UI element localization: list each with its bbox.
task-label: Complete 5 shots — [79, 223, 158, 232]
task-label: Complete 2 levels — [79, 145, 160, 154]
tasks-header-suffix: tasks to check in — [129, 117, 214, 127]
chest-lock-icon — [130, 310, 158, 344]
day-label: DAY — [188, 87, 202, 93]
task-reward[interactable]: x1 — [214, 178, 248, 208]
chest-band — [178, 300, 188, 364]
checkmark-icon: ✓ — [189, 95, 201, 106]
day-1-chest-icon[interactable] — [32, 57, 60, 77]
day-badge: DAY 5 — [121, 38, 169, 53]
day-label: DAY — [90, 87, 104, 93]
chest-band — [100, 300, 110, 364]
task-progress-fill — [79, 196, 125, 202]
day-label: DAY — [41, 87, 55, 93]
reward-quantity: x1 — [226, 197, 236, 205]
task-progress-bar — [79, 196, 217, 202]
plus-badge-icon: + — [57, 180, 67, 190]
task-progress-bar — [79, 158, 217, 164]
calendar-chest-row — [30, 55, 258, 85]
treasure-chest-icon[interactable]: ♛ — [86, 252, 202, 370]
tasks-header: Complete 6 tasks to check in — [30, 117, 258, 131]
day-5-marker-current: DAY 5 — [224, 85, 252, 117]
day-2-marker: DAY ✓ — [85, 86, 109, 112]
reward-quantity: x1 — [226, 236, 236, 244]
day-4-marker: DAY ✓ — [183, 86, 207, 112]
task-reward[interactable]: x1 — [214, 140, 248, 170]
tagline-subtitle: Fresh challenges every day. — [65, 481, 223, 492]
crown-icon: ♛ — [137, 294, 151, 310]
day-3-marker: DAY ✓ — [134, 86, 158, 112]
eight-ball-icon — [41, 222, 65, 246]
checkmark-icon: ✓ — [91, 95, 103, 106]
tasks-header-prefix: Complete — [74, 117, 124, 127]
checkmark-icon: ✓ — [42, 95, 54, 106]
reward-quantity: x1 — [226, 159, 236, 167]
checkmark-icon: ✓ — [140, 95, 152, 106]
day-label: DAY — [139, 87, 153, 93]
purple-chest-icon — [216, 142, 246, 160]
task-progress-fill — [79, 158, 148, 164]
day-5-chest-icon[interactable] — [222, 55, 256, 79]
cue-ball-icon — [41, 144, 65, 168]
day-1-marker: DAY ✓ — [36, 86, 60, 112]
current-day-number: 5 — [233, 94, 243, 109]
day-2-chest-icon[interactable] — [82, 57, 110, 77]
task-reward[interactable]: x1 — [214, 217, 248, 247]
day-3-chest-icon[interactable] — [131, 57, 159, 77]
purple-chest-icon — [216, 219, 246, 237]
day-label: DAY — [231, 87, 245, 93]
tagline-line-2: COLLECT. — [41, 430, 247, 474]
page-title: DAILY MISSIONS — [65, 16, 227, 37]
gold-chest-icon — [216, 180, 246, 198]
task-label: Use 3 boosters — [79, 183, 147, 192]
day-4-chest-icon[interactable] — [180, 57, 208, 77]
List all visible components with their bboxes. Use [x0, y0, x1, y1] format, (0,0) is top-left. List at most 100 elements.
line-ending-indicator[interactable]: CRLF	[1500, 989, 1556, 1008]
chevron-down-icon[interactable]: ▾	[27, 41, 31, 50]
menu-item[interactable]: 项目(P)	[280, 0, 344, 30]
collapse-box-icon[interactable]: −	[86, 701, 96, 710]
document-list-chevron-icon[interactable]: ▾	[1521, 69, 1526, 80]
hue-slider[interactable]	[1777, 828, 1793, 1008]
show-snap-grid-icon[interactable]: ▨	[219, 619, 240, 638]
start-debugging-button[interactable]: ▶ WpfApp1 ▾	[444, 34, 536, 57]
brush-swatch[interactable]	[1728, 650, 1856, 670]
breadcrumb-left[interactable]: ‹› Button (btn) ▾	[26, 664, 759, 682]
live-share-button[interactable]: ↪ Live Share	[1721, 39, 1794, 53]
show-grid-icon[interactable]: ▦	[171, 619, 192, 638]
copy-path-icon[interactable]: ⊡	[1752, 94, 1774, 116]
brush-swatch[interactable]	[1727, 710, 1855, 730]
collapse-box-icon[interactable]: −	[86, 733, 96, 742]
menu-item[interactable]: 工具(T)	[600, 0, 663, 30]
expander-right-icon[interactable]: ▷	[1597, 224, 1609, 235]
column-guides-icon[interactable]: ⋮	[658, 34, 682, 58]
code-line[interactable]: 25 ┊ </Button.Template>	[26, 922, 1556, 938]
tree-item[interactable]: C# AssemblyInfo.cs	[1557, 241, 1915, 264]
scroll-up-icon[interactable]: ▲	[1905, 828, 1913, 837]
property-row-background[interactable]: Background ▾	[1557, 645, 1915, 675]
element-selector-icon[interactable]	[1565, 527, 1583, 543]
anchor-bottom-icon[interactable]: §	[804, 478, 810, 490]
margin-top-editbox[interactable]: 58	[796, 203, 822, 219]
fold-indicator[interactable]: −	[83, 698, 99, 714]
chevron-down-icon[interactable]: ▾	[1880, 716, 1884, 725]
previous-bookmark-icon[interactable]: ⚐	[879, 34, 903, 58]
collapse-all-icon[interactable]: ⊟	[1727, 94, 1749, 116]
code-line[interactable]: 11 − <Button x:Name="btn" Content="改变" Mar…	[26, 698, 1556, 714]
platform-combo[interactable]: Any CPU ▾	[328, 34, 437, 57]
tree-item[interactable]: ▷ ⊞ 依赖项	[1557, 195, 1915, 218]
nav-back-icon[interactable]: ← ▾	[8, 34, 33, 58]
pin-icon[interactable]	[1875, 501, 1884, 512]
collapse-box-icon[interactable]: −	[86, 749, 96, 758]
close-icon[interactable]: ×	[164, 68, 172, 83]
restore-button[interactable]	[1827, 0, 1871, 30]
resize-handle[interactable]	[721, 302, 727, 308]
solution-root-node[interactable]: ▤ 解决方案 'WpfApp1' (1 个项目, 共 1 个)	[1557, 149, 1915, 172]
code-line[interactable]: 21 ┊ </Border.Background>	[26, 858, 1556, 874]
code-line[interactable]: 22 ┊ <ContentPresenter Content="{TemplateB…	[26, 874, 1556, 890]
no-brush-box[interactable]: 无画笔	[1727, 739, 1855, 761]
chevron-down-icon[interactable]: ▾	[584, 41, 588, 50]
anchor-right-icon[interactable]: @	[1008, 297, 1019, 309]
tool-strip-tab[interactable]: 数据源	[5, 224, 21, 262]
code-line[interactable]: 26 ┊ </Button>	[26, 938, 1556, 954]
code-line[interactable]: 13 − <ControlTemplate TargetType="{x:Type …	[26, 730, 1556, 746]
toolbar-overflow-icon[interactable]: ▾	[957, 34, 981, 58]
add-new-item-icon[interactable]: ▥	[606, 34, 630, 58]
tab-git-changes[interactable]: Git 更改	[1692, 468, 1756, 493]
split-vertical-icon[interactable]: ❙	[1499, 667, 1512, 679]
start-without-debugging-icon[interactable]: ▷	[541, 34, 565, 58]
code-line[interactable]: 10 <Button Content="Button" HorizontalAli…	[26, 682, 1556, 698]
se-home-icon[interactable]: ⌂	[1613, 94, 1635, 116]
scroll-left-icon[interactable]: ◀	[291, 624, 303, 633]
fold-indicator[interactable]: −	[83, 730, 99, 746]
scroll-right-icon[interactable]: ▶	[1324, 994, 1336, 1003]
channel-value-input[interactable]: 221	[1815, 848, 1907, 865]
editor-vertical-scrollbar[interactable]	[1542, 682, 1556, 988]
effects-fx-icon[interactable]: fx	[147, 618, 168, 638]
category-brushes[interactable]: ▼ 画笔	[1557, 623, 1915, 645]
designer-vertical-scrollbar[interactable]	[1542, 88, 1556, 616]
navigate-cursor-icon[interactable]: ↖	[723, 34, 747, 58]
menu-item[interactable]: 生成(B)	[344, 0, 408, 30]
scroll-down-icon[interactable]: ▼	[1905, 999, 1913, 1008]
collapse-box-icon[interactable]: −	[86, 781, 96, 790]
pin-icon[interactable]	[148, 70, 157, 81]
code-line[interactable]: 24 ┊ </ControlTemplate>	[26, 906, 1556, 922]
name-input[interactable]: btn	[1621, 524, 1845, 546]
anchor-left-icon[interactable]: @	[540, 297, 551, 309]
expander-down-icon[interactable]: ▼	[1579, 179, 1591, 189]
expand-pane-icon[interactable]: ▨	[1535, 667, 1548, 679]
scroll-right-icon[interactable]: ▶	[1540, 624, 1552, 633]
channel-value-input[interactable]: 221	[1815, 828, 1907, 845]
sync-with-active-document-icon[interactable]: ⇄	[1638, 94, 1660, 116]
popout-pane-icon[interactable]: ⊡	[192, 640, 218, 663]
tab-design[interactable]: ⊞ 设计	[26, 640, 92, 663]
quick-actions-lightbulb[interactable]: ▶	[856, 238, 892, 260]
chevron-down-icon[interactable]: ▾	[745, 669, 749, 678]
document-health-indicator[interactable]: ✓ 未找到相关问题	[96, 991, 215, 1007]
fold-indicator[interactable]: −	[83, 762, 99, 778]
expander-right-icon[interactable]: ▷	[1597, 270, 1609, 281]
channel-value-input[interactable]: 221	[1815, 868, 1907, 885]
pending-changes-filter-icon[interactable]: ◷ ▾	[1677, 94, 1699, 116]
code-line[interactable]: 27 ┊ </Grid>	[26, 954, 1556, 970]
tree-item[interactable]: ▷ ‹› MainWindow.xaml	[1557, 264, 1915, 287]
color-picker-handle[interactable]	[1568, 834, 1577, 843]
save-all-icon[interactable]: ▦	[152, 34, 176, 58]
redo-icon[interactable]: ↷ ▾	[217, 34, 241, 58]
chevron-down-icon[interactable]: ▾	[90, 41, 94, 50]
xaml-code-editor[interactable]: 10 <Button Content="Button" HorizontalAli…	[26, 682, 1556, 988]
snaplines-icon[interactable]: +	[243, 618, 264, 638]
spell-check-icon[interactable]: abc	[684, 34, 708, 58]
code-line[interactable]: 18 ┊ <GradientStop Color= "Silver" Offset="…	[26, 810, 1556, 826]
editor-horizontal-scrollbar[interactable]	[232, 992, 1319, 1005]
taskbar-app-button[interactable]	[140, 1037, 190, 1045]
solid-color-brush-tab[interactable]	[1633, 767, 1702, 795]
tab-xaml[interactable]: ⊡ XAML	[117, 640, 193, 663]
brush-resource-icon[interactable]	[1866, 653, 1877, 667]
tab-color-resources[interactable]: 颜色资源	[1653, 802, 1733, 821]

SHORT TASK
Which lines in the records above contain the word "quantity"? Pull out each one and copy it in full.

WRITTEN REPLY
reward-quantity: x1 — [226, 197, 236, 205]
reward-quantity: x1 — [226, 236, 236, 244]
reward-quantity: x1 — [226, 159, 236, 167]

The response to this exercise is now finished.